Aim of the task:
Reproduce the following records line for line, without any alteration, and omit the pictures from your answer.

* * * * * * *

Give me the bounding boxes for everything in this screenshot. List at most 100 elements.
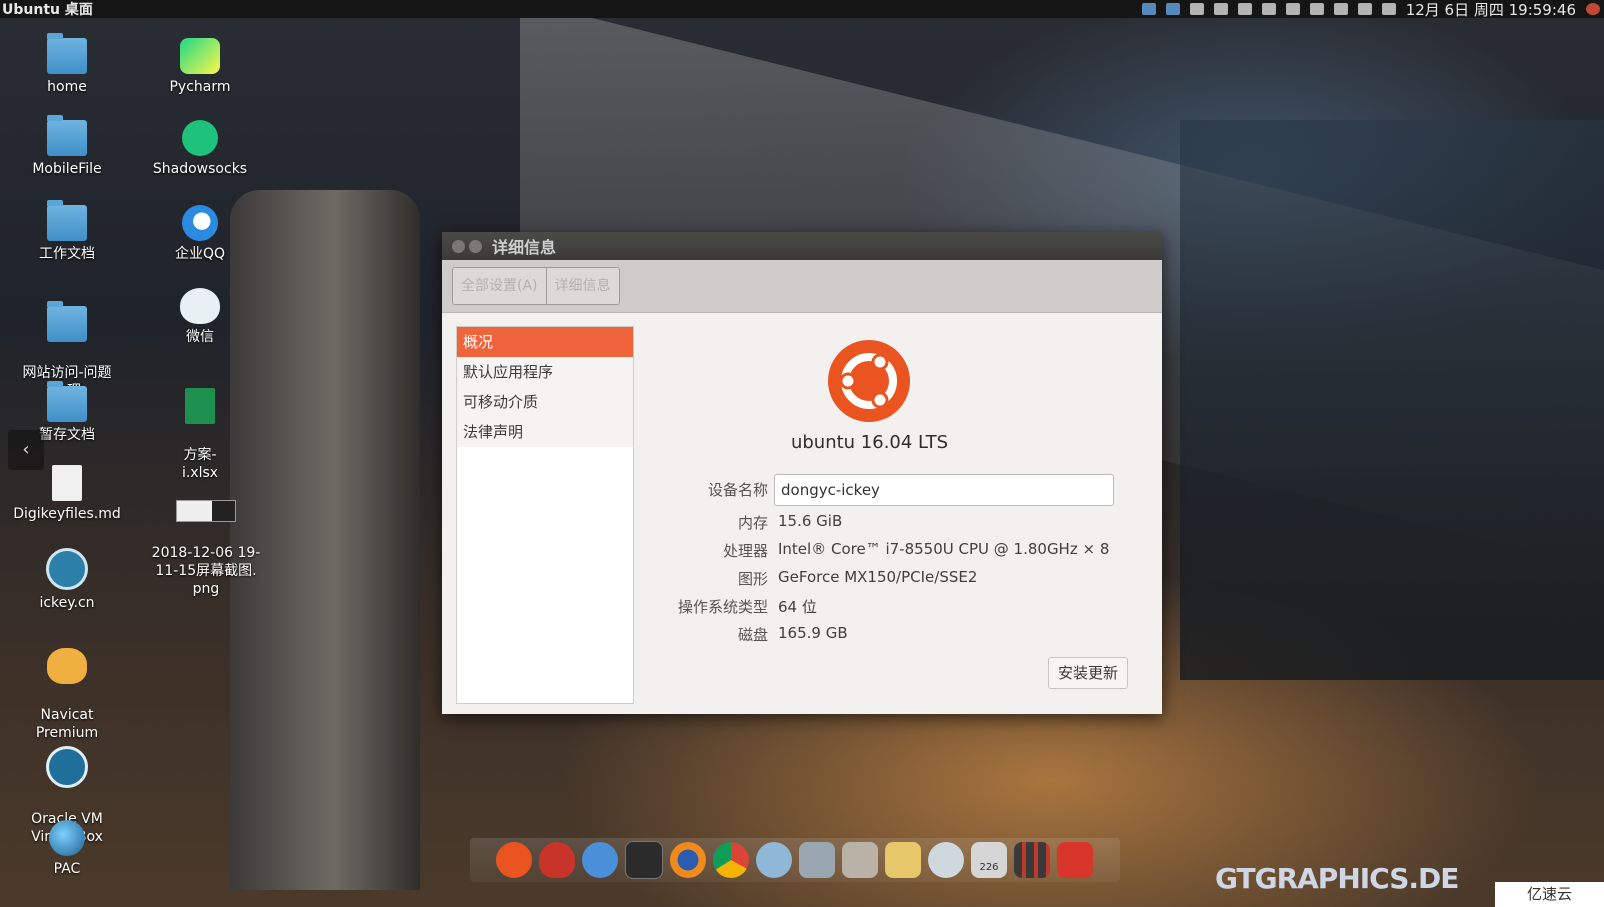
desktop-icon-label: MobileFile <box>32 161 102 177</box>
ickey-app-icon <box>46 548 88 590</box>
terminal-icon[interactable] <box>625 841 663 879</box>
desktop-icon-label: 微信 <box>186 329 214 345</box>
firefox-icon[interactable] <box>670 842 706 878</box>
navicat-icon <box>47 648 87 684</box>
document-icon <box>52 465 82 501</box>
desktop-icon-shadowsocks[interactable]: Shadowsocks <box>140 120 260 178</box>
minimize-icon[interactable] <box>469 239 482 253</box>
os-type-value: 64 位 <box>778 598 817 616</box>
desktop-icon-label: PAC <box>53 861 81 877</box>
desktop-icon-xlsx[interactable]: 方案- i.xlsx <box>140 370 260 500</box>
trash-icon[interactable]: 226 <box>971 842 1007 878</box>
mail-icon[interactable] <box>756 842 792 878</box>
power-tray-icon[interactable] <box>1586 3 1600 15</box>
details-sidebar: 概况 默认应用程序 可移动介质 法律声明 <box>456 326 634 704</box>
desktop-icon-label: 企业QQ <box>174 246 226 262</box>
desktop-icon-label: Digikeyfiles.md <box>13 506 121 522</box>
volume-tray-icon[interactable] <box>1381 3 1396 15</box>
window-toolbar: 全部设置(A) 详细信息 <box>442 260 1162 313</box>
processor-value: Intel® Core™ i7-8550U CPU @ 1.80GHz × 8 <box>778 540 1110 558</box>
window-title: 详细信息 <box>492 238 557 257</box>
close-icon[interactable] <box>452 239 465 253</box>
dock: 226 <box>470 838 1120 882</box>
desktop-icon-pac[interactable]: PAC <box>7 820 127 878</box>
disk-label: 磁盘 <box>737 626 768 644</box>
details-window: 详细信息 全部设置(A) 详细信息 概况 默认应用程序 可移动介质 法律声明 u… <box>442 232 1162 714</box>
desktop-icon-ickey[interactable]: ickey.cn <box>7 548 127 612</box>
pycharm-icon <box>180 38 220 74</box>
memory-value: 15.6 GiB <box>778 512 843 530</box>
virtualbox-icon <box>46 746 88 788</box>
desktop-icon-mobilefile[interactable]: MobileFile <box>7 115 127 178</box>
graphics-label: 图形 <box>737 570 768 588</box>
wallpaper-city <box>1180 120 1604 680</box>
network-tray-icon[interactable] <box>1285 3 1300 15</box>
desktop-icon-digikeyfiles[interactable]: Digikeyfiles.md <box>7 465 127 523</box>
ubuntu-logo-icon <box>828 340 910 422</box>
network-icon[interactable] <box>799 842 835 878</box>
disk-value: 165.9 GB <box>778 624 848 642</box>
ubuntu-icon[interactable] <box>496 842 532 878</box>
folder-icon <box>47 381 87 422</box>
trash-count: 226 <box>979 862 999 873</box>
window-titlebar[interactable]: 详细信息 <box>442 232 1162 260</box>
wechat-tray-icon[interactable] <box>1237 3 1252 15</box>
chrome-icon[interactable] <box>713 842 749 878</box>
flame-icon[interactable] <box>539 842 575 878</box>
sidebar-item-default-apps[interactable]: 默认应用程序 <box>457 357 633 387</box>
sidebar-item-removable-media[interactable]: 可移动介质 <box>457 387 633 417</box>
power-icon[interactable] <box>1057 842 1093 878</box>
desktop-icon-qq-enterprise[interactable]: 企业QQ <box>140 205 260 263</box>
chevron-left-icon[interactable]: ‹ <box>8 430 44 470</box>
files-icon[interactable] <box>842 842 878 878</box>
os-name: ubuntu 16.04 LTS <box>790 432 949 453</box>
desktop-icon-wechat[interactable]: 微信 <box>140 288 260 346</box>
chat-tray-icon[interactable] <box>1333 3 1348 15</box>
corner-logo: 亿速云 <box>1495 882 1604 907</box>
desktop-icon-label: Pycharm <box>169 79 231 95</box>
desktop-icon-label: Shadowsocks <box>152 161 248 177</box>
chrome-tray-icon[interactable] <box>1189 3 1204 15</box>
desktop-icon-label: 2018-12-06 19- 11-15屏幕截图. png <box>151 545 261 597</box>
panel-title: Ubuntu 桌面 <box>2 2 93 18</box>
keyboard-tray-icon[interactable] <box>1213 3 1228 15</box>
home-folder-icon <box>47 33 87 74</box>
desktop-icon-pycharm[interactable]: Pycharm <box>140 38 260 96</box>
bluetooth-tray-icon[interactable] <box>1309 3 1324 15</box>
device-name-field[interactable] <box>774 474 1114 506</box>
folder-icon <box>47 115 87 156</box>
all-settings-button[interactable]: 全部设置(A) <box>453 268 546 304</box>
qq-enterprise-icon <box>182 205 218 241</box>
system-tray: 12月 6日 周四 19:59:46 <box>1141 0 1604 20</box>
app-grid-icon[interactable] <box>1014 842 1050 878</box>
sidebar-item-legal-notice[interactable]: 法律声明 <box>457 417 633 447</box>
memory-label: 内存 <box>737 514 768 532</box>
pac-globe-icon <box>49 820 85 856</box>
os-type-label: 操作系统类型 <box>677 598 768 616</box>
shadowsocks-icon <box>182 120 218 156</box>
qq-tray-icon[interactable] <box>1141 3 1156 15</box>
screen-tray-icon[interactable] <box>1261 3 1276 15</box>
desktop-icon-label: home <box>47 79 87 95</box>
wechat-icon <box>180 288 220 324</box>
sidebar-item-overview[interactable]: 概况 <box>457 327 633 357</box>
desktop-icon-label: ickey.cn <box>39 595 95 611</box>
install-updates-button[interactable]: 安装更新 <box>1048 657 1128 689</box>
folder-icon <box>47 200 87 241</box>
desktop-icon-label: 工作文档 <box>39 246 95 262</box>
top-panel: Ubuntu 桌面 12月 6日 周四 19:59:46 <box>0 0 1604 20</box>
clock[interactable]: 12月 6日 周四 19:59:46 <box>1406 0 1576 20</box>
text-editor-icon[interactable] <box>885 842 921 878</box>
battery-tray-icon[interactable] <box>1357 3 1372 15</box>
desktop-icon-work-docs[interactable]: 工作文档 <box>7 200 127 263</box>
folder-icon <box>47 301 87 342</box>
indicator-tray-icon[interactable] <box>1165 3 1180 15</box>
desktop-icon-home[interactable]: home <box>7 33 127 96</box>
image-thumbnail-icon <box>176 500 236 522</box>
finder-icon[interactable] <box>582 842 618 878</box>
desktop-icon-label: 方案- i.xlsx <box>181 447 219 481</box>
overview-panel: ubuntu 16.04 LTS 设备名称 内存 15.6 GiB 处理器 In… <box>632 312 1162 714</box>
details-breadcrumb-button[interactable]: 详细信息 <box>545 268 619 304</box>
desktop-icon-screenshot[interactable]: 2018-12-06 19- 11-15屏幕截图. png <box>146 482 266 616</box>
wechat-dock-icon[interactable] <box>928 842 964 878</box>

* * * * * * *

Result:
Give me the bounding boxes for everything in this screenshot. List at most 100 elements.
desktop-icon-label: MobileFile <box>32 161 102 177</box>
ickey-app-icon <box>46 548 88 590</box>
terminal-icon[interactable] <box>625 841 663 879</box>
desktop-icon-label: 微信 <box>186 329 214 345</box>
firefox-icon[interactable] <box>670 842 706 878</box>
navicat-icon <box>47 648 87 684</box>
document-icon <box>52 465 82 501</box>
desktop-icon-shadowsocks[interactable]: Shadowsocks <box>140 120 260 178</box>
minimize-icon[interactable] <box>469 239 482 253</box>
os-type-value: 64 位 <box>778 598 817 616</box>
desktop-icon-label: PAC <box>53 861 81 877</box>
desktop-icon-xlsx[interactable]: 方案- i.xlsx <box>140 370 260 500</box>
trash-icon[interactable]: 226 <box>971 842 1007 878</box>
mail-icon[interactable] <box>756 842 792 878</box>
power-tray-icon[interactable] <box>1586 3 1600 15</box>
details-sidebar: 概况 默认应用程序 可移动介质 法律声明 <box>456 326 634 704</box>
desktop-icon-label: 企业QQ <box>174 246 226 262</box>
desktop-icon-label: Digikeyfiles.md <box>13 506 121 522</box>
volume-tray-icon[interactable] <box>1381 3 1396 15</box>
window-toolbar: 全部设置(A) 详细信息 <box>442 260 1162 313</box>
processor-value: Intel® Core™ i7-8550U CPU @ 1.80GHz × 8 <box>778 540 1110 558</box>
window-title: 详细信息 <box>492 238 557 257</box>
close-icon[interactable] <box>452 239 465 253</box>
dock: 226 <box>470 838 1120 882</box>
desktop-icon-pac[interactable]: PAC <box>7 820 127 878</box>
disk-label: 磁盘 <box>737 626 768 644</box>
details-window: 详细信息 全部设置(A) 详细信息 概况 默认应用程序 可移动介质 法律声明 u… <box>442 232 1162 714</box>
desktop-icon-ickey[interactable]: ickey.cn <box>7 548 127 612</box>
pycharm-icon <box>180 38 220 74</box>
memory-value: 15.6 GiB <box>778 512 843 530</box>
virtualbox-icon <box>46 746 88 788</box>
desktop-icon-mobilefile[interactable]: MobileFile <box>7 115 127 178</box>
graphics-label: 图形 <box>737 570 768 588</box>
wallpaper-city <box>1180 120 1604 680</box>
network-tray-icon[interactable] <box>1285 3 1300 15</box>
desktop-icon-digikeyfiles[interactable]: Digikeyfiles.md <box>7 465 127 523</box>
ubuntu-logo-icon <box>828 340 910 422</box>
network-icon[interactable] <box>799 842 835 878</box>
disk-value: 165.9 GB <box>778 624 848 642</box>
ubuntu-icon[interactable] <box>496 842 532 878</box>
folder-icon <box>47 381 87 422</box>
trash-count: 226 <box>979 862 999 873</box>
window-titlebar[interactable]: 详细信息 <box>442 232 1162 260</box>
wechat-tray-icon[interactable] <box>1237 3 1252 15</box>
chrome-icon[interactable] <box>713 842 749 878</box>
flame-icon[interactable] <box>539 842 575 878</box>
sidebar-item-default-apps[interactable]: 默认应用程序 <box>457 357 633 387</box>
sidebar-item-removable-media[interactable]: 可移动介质 <box>457 387 633 417</box>
power-icon[interactable] <box>1057 842 1093 878</box>
desktop-icon-qq-enterprise[interactable]: 企业QQ <box>140 205 260 263</box>
chevron-left-icon[interactable]: ‹ <box>8 430 44 470</box>
files-icon[interactable] <box>842 842 878 878</box>
os-name: ubuntu 16.04 LTS <box>790 432 949 453</box>
desktop-icon-wechat[interactable]: 微信 <box>140 288 260 346</box>
chat-tray-icon[interactable] <box>1333 3 1348 15</box>
corner-logo: 亿速云 <box>1495 882 1604 907</box>
desktop-icon-label: Pycharm <box>169 79 231 95</box>
desktop-icon-label: Shadowsocks <box>152 161 248 177</box>
chrome-tray-icon[interactable] <box>1189 3 1204 15</box>
desktop-icon-label: 2018-12-06 19- 11-15屏幕截图. png <box>151 545 261 597</box>
panel-title: Ubuntu 桌面 <box>2 2 93 18</box>
keyboard-tray-icon[interactable] <box>1213 3 1228 15</box>
home-folder-icon <box>47 33 87 74</box>
desktop-icon-pycharm[interactable]: Pycharm <box>140 38 260 96</box>
bluetooth-tray-icon[interactable] <box>1309 3 1324 15</box>
device-name-field[interactable] <box>774 474 1114 506</box>
folder-icon <box>47 115 87 156</box>
all-settings-button[interactable]: 全部设置(A) <box>453 268 546 304</box>
qq-enterprise-icon <box>182 205 218 241</box>
system-tray: 12月 6日 周四 19:59:46 <box>1141 0 1604 20</box>
app-grid-icon[interactable] <box>1014 842 1050 878</box>
sidebar-item-legal-notice[interactable]: 法律声明 <box>457 417 633 447</box>
memory-label: 内存 <box>737 514 768 532</box>
pac-globe-icon <box>49 820 85 856</box>
os-type-label: 操作系统类型 <box>677 598 768 616</box>
shadowsocks-icon <box>182 120 218 156</box>
qq-tray-icon[interactable] <box>1141 3 1156 15</box>
screen-tray-icon[interactable] <box>1261 3 1276 15</box>
desktop-icon-label: home <box>47 79 87 95</box>
wechat-icon <box>180 288 220 324</box>
sidebar-item-overview[interactable]: 概况 <box>457 327 633 357</box>
desktop-icon-label: ickey.cn <box>39 595 95 611</box>
install-updates-button[interactable]: 安装更新 <box>1048 657 1128 689</box>
folder-icon <box>47 200 87 241</box>
desktop-icon-label: 工作文档 <box>39 246 95 262</box>
top-panel: Ubuntu 桌面 12月 6日 周四 19:59:46 <box>0 0 1604 20</box>
clock[interactable]: 12月 6日 周四 19:59:46 <box>1406 0 1576 20</box>
text-editor-icon[interactable] <box>885 842 921 878</box>
battery-tray-icon[interactable] <box>1357 3 1372 15</box>
desktop-icon-work-docs[interactable]: 工作文档 <box>7 200 127 263</box>
folder-icon <box>47 301 87 342</box>
indicator-tray-icon[interactable] <box>1165 3 1180 15</box>
desktop-icon-home[interactable]: home <box>7 33 127 96</box>
image-thumbnail-icon <box>176 500 236 522</box>
finder-icon[interactable] <box>582 842 618 878</box>
desktop-icon-label: 方案- i.xlsx <box>181 447 219 481</box>
overview-panel: ubuntu 16.04 LTS 设备名称 内存 15.6 GiB 处理器 In… <box>632 312 1162 714</box>
details-breadcrumb-button[interactable]: 详细信息 <box>545 268 619 304</box>
desktop-icon-screenshot[interactable]: 2018-12-06 19- 11-15屏幕截图. png <box>146 482 266 616</box>
wechat-dock-icon[interactable] <box>928 842 964 878</box>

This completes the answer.